— start of DATA FOR THIS EXERCISE —

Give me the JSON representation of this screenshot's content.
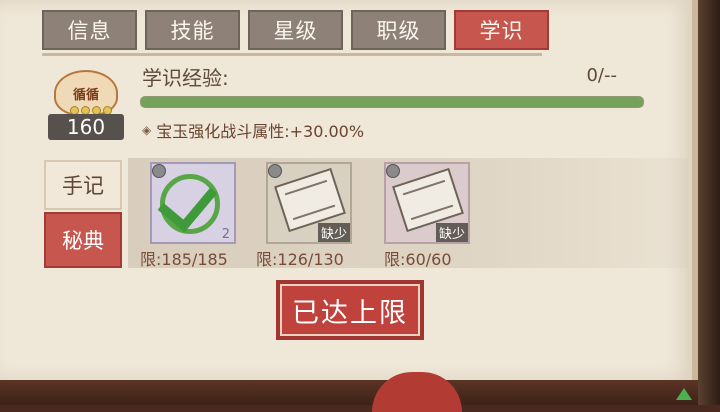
{
  "tabs": [
    {
      "label": "信息",
      "active": false
    },
    {
      "label": "技能",
      "active": false
    },
    {
      "label": "星级",
      "active": false
    },
    {
      "label": "职级",
      "active": false
    },
    {
      "label": "学识",
      "active": true
    }
  ],
  "badge": {
    "title": "循循",
    "level": "160"
  },
  "experience": {
    "label": "学识经验:",
    "value": "0/--",
    "progress": 1.0
  },
  "bonus": {
    "text": "宝玉强化战斗属性:+30.00%"
  },
  "side_buttons": {
    "notes": "手记",
    "secret": "秘典"
  },
  "items": [
    {
      "limit": "限:185/185",
      "tag": "",
      "quantity": "2",
      "icon": "checkmark-icon",
      "style": "purple"
    },
    {
      "limit": "限:126/130",
      "tag": "缺少",
      "quantity": "",
      "icon": "book-icon",
      "style": "grey"
    },
    {
      "limit": "限:60/60",
      "tag": "缺少",
      "quantity": "",
      "icon": "book-icon",
      "style": "pink"
    }
  ],
  "stamp": {
    "label": "已达上限"
  },
  "colors": {
    "accent": "#c7564e",
    "progress": "#76a15a",
    "panel": "#efe7d8"
  }
}
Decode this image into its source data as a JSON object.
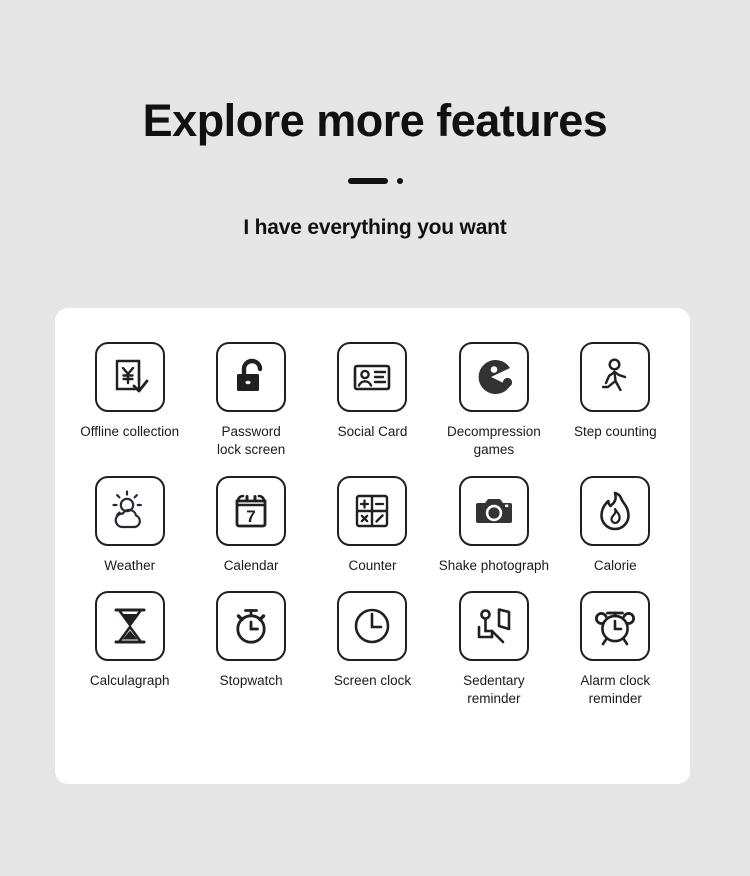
{
  "header": {
    "title": "Explore more features",
    "subtitle": "I have everything you want",
    "divider_icon": "dash-dot-divider"
  },
  "theme": {
    "page_background": "#e6e6e6",
    "card_background": "#ffffff",
    "text_color": "#1a1a1a",
    "icon_stroke": "#231f20"
  },
  "features": [
    {
      "label": "Offline collection",
      "icon": "yen-document-check-icon"
    },
    {
      "label": "Password\nlock screen",
      "icon": "open-padlock-icon"
    },
    {
      "label": "Social Card",
      "icon": "id-card-icon"
    },
    {
      "label": "Decompression\ngames",
      "icon": "pacman-game-icon"
    },
    {
      "label": "Step counting",
      "icon": "walking-person-icon"
    },
    {
      "label": "Weather",
      "icon": "sun-cloud-icon"
    },
    {
      "label": "Calendar",
      "icon": "calendar-7-icon"
    },
    {
      "label": "Counter",
      "icon": "calculator-grid-icon"
    },
    {
      "label": "Shake photograph",
      "icon": "camera-icon"
    },
    {
      "label": "Calorie",
      "icon": "flame-icon"
    },
    {
      "label": "Calculagraph",
      "icon": "hourglass-icon"
    },
    {
      "label": "Stopwatch",
      "icon": "stopwatch-icon"
    },
    {
      "label": "Screen clock",
      "icon": "clock-icon"
    },
    {
      "label": "Sedentary\nreminder",
      "icon": "seated-person-screen-icon"
    },
    {
      "label": "Alarm clock\nreminder",
      "icon": "alarm-clock-icon"
    }
  ],
  "calendar_day": "7"
}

— end of DATA FOR THIS EXERCISE —

» **DESCRIPTION OF THE TASK**
Repeat the full listing above exactly, with no pictures in the copy.

» **SOLUTION TO THE EXERCISE**
Give me the JSON representation of this screenshot's content.
{
  "tabs": [
    {
      "label": "信息",
      "active": false
    },
    {
      "label": "技能",
      "active": false
    },
    {
      "label": "星级",
      "active": false
    },
    {
      "label": "职级",
      "active": false
    },
    {
      "label": "学识",
      "active": true
    }
  ],
  "badge": {
    "title": "循循",
    "level": "160"
  },
  "experience": {
    "label": "学识经验:",
    "value": "0/--",
    "progress": 1.0
  },
  "bonus": {
    "text": "宝玉强化战斗属性:+30.00%"
  },
  "side_buttons": {
    "notes": "手记",
    "secret": "秘典"
  },
  "items": [
    {
      "limit": "限:185/185",
      "tag": "",
      "quantity": "2",
      "icon": "checkmark-icon",
      "style": "purple"
    },
    {
      "limit": "限:126/130",
      "tag": "缺少",
      "quantity": "",
      "icon": "book-icon",
      "style": "grey"
    },
    {
      "limit": "限:60/60",
      "tag": "缺少",
      "quantity": "",
      "icon": "book-icon",
      "style": "pink"
    }
  ],
  "stamp": {
    "label": "已达上限"
  },
  "colors": {
    "accent": "#c7564e",
    "progress": "#76a15a",
    "panel": "#efe7d8"
  }
}
Decode this image into its source data as a JSON object.
{
  "header": {
    "title": "Explore more features",
    "subtitle": "I have everything you want",
    "divider_icon": "dash-dot-divider"
  },
  "theme": {
    "page_background": "#e6e6e6",
    "card_background": "#ffffff",
    "text_color": "#1a1a1a",
    "icon_stroke": "#231f20"
  },
  "features": [
    {
      "label": "Offline collection",
      "icon": "yen-document-check-icon"
    },
    {
      "label": "Password\nlock screen",
      "icon": "open-padlock-icon"
    },
    {
      "label": "Social Card",
      "icon": "id-card-icon"
    },
    {
      "label": "Decompression\ngames",
      "icon": "pacman-game-icon"
    },
    {
      "label": "Step counting",
      "icon": "walking-person-icon"
    },
    {
      "label": "Weather",
      "icon": "sun-cloud-icon"
    },
    {
      "label": "Calendar",
      "icon": "calendar-7-icon"
    },
    {
      "label": "Counter",
      "icon": "calculator-grid-icon"
    },
    {
      "label": "Shake photograph",
      "icon": "camera-icon"
    },
    {
      "label": "Calorie",
      "icon": "flame-icon"
    },
    {
      "label": "Calculagraph",
      "icon": "hourglass-icon"
    },
    {
      "label": "Stopwatch",
      "icon": "stopwatch-icon"
    },
    {
      "label": "Screen clock",
      "icon": "clock-icon"
    },
    {
      "label": "Sedentary\nreminder",
      "icon": "seated-person-screen-icon"
    },
    {
      "label": "Alarm clock\nreminder",
      "icon": "alarm-clock-icon"
    }
  ],
  "calendar_day": "7"
}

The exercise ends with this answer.